WHAT IS REQUIRED:
Reproduce word for word everything from the first line of the material down to and including the line containing "panel-b-highlight-point xyxy=(503,97,508,102)".

RECORDS FOR THE TASK:
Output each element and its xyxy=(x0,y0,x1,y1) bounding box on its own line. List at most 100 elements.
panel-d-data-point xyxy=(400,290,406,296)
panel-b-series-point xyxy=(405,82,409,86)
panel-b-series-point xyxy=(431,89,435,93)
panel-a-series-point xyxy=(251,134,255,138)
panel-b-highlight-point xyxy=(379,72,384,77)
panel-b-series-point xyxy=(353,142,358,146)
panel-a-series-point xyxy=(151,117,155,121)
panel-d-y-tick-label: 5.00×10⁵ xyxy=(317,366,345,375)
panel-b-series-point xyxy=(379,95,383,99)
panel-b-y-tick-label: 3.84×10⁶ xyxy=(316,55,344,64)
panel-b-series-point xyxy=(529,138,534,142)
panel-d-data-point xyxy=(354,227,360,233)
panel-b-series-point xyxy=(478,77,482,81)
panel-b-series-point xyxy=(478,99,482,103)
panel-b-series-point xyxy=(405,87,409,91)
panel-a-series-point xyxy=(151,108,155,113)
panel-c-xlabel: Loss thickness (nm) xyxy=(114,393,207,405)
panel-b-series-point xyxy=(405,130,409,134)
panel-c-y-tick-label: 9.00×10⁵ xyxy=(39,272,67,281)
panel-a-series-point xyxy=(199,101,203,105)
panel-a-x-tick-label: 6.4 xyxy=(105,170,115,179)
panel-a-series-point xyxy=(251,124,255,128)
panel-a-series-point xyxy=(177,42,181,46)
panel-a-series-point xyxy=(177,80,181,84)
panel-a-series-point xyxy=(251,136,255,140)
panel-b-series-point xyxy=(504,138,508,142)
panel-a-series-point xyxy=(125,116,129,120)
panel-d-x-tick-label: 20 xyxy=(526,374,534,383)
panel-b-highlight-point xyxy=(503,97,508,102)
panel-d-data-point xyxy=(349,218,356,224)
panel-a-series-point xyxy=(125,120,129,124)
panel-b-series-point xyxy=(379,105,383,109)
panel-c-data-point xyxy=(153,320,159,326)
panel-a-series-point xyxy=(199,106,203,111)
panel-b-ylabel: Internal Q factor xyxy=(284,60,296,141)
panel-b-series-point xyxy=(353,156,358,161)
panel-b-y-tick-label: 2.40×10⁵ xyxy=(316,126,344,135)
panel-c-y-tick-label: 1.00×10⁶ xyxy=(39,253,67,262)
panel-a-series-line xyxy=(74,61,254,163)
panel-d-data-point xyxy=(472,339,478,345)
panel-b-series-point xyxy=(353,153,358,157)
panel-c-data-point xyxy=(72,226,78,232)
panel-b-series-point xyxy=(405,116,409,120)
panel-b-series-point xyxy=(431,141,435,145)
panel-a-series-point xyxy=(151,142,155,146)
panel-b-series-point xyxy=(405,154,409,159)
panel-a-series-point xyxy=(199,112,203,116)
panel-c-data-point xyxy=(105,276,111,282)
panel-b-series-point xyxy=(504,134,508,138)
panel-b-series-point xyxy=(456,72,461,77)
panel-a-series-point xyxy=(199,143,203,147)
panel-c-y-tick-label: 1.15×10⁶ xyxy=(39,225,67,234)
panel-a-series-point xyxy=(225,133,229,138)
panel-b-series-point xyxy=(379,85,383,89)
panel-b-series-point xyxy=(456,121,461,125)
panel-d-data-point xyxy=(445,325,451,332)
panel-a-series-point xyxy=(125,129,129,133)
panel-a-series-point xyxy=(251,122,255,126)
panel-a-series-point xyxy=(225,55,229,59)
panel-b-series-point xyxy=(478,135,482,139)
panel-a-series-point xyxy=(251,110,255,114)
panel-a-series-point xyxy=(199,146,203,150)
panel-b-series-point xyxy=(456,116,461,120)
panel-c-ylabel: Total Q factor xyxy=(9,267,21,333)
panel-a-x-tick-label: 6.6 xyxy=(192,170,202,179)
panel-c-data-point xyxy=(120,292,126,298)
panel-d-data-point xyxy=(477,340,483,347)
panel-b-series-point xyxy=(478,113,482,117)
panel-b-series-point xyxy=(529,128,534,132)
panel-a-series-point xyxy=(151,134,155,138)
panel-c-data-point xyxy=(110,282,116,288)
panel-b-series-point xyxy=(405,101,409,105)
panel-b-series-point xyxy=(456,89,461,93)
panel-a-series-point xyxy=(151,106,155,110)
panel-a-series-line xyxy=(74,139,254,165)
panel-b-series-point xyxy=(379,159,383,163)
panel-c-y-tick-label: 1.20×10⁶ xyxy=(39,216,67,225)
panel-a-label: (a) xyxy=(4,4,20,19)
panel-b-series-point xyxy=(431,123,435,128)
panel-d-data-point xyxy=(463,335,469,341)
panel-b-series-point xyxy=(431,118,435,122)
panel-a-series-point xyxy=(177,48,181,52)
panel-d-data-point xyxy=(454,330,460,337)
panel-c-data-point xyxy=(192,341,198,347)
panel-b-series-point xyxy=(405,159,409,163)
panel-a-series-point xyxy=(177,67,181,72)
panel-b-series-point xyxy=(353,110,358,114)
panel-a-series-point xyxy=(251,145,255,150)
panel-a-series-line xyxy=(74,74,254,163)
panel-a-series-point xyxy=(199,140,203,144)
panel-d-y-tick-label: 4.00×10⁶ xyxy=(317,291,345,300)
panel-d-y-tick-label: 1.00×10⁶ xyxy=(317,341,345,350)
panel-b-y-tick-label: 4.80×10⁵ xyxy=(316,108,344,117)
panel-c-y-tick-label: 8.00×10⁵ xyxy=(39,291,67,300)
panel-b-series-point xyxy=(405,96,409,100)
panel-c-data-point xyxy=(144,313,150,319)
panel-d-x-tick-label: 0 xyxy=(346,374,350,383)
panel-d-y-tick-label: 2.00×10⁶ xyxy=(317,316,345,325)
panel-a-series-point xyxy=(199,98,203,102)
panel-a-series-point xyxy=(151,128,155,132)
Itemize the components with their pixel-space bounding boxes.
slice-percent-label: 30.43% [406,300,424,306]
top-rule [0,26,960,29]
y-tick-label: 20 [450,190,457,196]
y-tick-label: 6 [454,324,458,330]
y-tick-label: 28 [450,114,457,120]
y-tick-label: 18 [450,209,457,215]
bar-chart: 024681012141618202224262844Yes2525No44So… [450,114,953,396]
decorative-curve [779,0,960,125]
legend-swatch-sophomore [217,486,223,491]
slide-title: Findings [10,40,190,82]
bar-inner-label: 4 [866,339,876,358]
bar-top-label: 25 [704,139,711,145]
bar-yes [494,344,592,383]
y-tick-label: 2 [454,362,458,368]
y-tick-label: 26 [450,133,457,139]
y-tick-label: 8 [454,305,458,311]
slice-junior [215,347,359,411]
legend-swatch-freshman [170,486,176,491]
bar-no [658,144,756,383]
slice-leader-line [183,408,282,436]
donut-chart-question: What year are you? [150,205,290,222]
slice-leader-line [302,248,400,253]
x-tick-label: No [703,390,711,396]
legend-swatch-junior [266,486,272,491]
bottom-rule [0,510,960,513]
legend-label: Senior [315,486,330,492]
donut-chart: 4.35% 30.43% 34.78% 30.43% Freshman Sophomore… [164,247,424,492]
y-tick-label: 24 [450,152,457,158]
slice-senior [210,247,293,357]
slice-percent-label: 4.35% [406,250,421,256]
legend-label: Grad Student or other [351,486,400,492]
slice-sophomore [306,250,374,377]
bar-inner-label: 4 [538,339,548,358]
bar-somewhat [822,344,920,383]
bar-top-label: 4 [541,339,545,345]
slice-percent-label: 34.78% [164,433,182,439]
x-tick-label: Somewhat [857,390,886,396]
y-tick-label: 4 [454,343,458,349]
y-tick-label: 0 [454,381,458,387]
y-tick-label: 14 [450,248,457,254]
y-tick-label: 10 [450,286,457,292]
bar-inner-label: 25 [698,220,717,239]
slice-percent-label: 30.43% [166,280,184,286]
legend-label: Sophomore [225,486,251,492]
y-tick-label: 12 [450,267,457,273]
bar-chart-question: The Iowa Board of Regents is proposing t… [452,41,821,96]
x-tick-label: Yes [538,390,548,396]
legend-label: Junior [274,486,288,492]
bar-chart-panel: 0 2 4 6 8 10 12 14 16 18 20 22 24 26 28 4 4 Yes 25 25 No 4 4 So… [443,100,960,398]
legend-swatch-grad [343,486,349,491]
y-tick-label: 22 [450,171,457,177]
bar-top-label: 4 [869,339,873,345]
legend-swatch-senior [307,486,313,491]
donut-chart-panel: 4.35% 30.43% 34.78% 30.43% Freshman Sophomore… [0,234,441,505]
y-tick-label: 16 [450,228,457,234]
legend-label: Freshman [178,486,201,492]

RESULT FOR THIS EXERCISE:
Output each element and its xyxy=(x0,y0,x1,y1) bounding box on its own line. List at most 100 elements.
panel-d-data-point xyxy=(400,290,406,296)
panel-b-series-point xyxy=(405,82,409,86)
panel-b-series-point xyxy=(431,89,435,93)
panel-a-series-point xyxy=(251,134,255,138)
panel-b-highlight-point xyxy=(379,72,384,77)
panel-b-series-point xyxy=(353,142,358,146)
panel-a-series-point xyxy=(151,117,155,121)
panel-d-y-tick-label: 5.00×10⁵ xyxy=(317,366,345,375)
panel-b-series-point xyxy=(379,95,383,99)
panel-b-y-tick-label: 3.84×10⁶ xyxy=(316,55,344,64)
panel-b-series-point xyxy=(529,138,534,142)
panel-d-data-point xyxy=(354,227,360,233)
panel-b-series-point xyxy=(478,77,482,81)
panel-b-series-point xyxy=(478,99,482,103)
panel-b-series-point xyxy=(405,87,409,91)
panel-a-series-point xyxy=(151,108,155,113)
panel-c-xlabel: Loss thickness (nm) xyxy=(114,393,207,405)
panel-b-series-point xyxy=(405,130,409,134)
panel-c-y-tick-label: 9.00×10⁵ xyxy=(39,272,67,281)
panel-a-series-point xyxy=(199,101,203,105)
panel-a-x-tick-label: 6.4 xyxy=(105,170,115,179)
panel-a-series-point xyxy=(251,124,255,128)
panel-a-series-point xyxy=(177,42,181,46)
panel-a-series-point xyxy=(177,80,181,84)
panel-a-series-point xyxy=(251,136,255,140)
panel-b-series-point xyxy=(504,138,508,142)
panel-a-series-point xyxy=(125,116,129,120)
panel-d-x-tick-label: 20 xyxy=(526,374,534,383)
panel-b-highlight-point xyxy=(503,97,508,102)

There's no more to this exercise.